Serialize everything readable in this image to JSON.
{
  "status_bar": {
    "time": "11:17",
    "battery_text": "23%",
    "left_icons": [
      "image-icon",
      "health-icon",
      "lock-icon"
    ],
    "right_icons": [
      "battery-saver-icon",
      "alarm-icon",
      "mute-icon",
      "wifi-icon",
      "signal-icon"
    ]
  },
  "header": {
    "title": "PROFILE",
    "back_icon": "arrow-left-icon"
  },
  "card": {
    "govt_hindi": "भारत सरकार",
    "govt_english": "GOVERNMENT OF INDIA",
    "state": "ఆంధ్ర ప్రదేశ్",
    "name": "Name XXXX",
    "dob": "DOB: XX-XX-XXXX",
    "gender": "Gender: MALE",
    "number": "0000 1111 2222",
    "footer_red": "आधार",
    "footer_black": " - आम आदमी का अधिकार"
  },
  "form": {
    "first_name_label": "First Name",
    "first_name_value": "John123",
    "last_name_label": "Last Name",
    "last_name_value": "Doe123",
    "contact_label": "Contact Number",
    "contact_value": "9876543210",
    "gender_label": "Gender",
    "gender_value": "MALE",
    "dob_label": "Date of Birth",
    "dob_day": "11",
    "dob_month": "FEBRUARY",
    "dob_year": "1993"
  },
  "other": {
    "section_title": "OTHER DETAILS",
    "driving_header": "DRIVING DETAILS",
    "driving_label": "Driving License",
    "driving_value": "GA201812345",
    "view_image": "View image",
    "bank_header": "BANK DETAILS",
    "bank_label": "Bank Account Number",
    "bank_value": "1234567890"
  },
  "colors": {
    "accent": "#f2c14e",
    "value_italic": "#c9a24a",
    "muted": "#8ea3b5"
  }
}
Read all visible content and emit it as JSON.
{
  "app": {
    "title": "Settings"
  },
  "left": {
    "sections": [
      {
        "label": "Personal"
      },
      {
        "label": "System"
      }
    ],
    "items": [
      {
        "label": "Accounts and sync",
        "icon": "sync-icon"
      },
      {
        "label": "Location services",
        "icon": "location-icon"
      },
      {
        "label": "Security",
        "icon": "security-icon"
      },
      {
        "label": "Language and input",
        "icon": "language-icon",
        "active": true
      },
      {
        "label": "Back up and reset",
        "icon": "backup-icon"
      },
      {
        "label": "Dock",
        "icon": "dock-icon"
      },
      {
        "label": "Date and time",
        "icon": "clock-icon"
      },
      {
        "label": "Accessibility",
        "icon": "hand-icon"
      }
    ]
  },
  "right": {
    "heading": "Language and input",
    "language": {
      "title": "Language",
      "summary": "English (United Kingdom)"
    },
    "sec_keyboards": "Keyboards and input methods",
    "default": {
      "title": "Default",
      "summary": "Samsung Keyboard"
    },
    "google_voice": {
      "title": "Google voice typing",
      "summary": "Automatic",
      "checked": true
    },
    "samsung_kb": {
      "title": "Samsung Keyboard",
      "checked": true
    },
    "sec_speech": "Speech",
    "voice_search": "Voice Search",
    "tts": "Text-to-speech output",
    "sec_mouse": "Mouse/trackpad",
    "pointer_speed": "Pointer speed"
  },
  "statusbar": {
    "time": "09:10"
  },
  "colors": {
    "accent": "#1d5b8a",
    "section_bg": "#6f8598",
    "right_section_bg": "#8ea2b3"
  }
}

....

TO BE DONE :: Repeat the data in its entirety, character for character.

FINISHED EXERCISE ::
Serialize everything readable in this image to JSON.
{
  "status_bar": {
    "time": "11:17",
    "battery_text": "23%",
    "left_icons": [
      "image-icon",
      "health-icon",
      "lock-icon"
    ],
    "right_icons": [
      "battery-saver-icon",
      "alarm-icon",
      "mute-icon",
      "wifi-icon",
      "signal-icon"
    ]
  },
  "header": {
    "title": "PROFILE",
    "back_icon": "arrow-left-icon"
  },
  "card": {
    "govt_hindi": "भारत सरकार",
    "govt_english": "GOVERNMENT OF INDIA",
    "state": "ఆంధ్ర ప్రదేశ్",
    "name": "Name XXXX",
    "dob": "DOB: XX-XX-XXXX",
    "gender": "Gender: MALE",
    "number": "0000 1111 2222",
    "footer_red": "आधार",
    "footer_black": " - आम आदमी का अधिकार"
  },
  "form": {
    "first_name_label": "First Name",
    "first_name_value": "John123",
    "last_name_label": "Last Name",
    "last_name_value": "Doe123",
    "contact_label": "Contact Number",
    "contact_value": "9876543210",
    "gender_label": "Gender",
    "gender_value": "MALE",
    "dob_label": "Date of Birth",
    "dob_day": "11",
    "dob_month": "FEBRUARY",
    "dob_year": "1993"
  },
  "other": {
    "section_title": "OTHER DETAILS",
    "driving_header": "DRIVING DETAILS",
    "driving_label": "Driving License",
    "driving_value": "GA201812345",
    "view_image": "View image",
    "bank_header": "BANK DETAILS",
    "bank_label": "Bank Account Number",
    "bank_value": "1234567890"
  },
  "colors": {
    "accent": "#f2c14e",
    "value_italic": "#c9a24a",
    "muted": "#8ea3b5"
  }
}
Read all visible content and emit it as JSON.
{
  "app": {
    "title": "Settings"
  },
  "left": {
    "sections": [
      {
        "label": "Personal"
      },
      {
        "label": "System"
      }
    ],
    "items": [
      {
        "label": "Accounts and sync",
        "icon": "sync-icon"
      },
      {
        "label": "Location services",
        "icon": "location-icon"
      },
      {
        "label": "Security",
        "icon": "security-icon"
      },
      {
        "label": "Language and input",
        "icon": "language-icon",
        "active": true
      },
      {
        "label": "Back up and reset",
        "icon": "backup-icon"
      },
      {
        "label": "Dock",
        "icon": "dock-icon"
      },
      {
        "label": "Date and time",
        "icon": "clock-icon"
      },
      {
        "label": "Accessibility",
        "icon": "hand-icon"
      }
    ]
  },
  "right": {
    "heading": "Language and input",
    "language": {
      "title": "Language",
      "summary": "English (United Kingdom)"
    },
    "sec_keyboards": "Keyboards and input methods",
    "default": {
      "title": "Default",
      "summary": "Samsung Keyboard"
    },
    "google_voice": {
      "title": "Google voice typing",
      "summary": "Automatic",
      "checked": true
    },
    "samsung_kb": {
      "title": "Samsung Keyboard",
      "checked": true
    },
    "sec_speech": "Speech",
    "voice_search": "Voice Search",
    "tts": "Text-to-speech output",
    "sec_mouse": "Mouse/trackpad",
    "pointer_speed": "Pointer speed"
  },
  "statusbar": {
    "time": "09:10"
  },
  "colors": {
    "accent": "#1d5b8a",
    "section_bg": "#6f8598",
    "right_section_bg": "#8ea2b3"
  }
}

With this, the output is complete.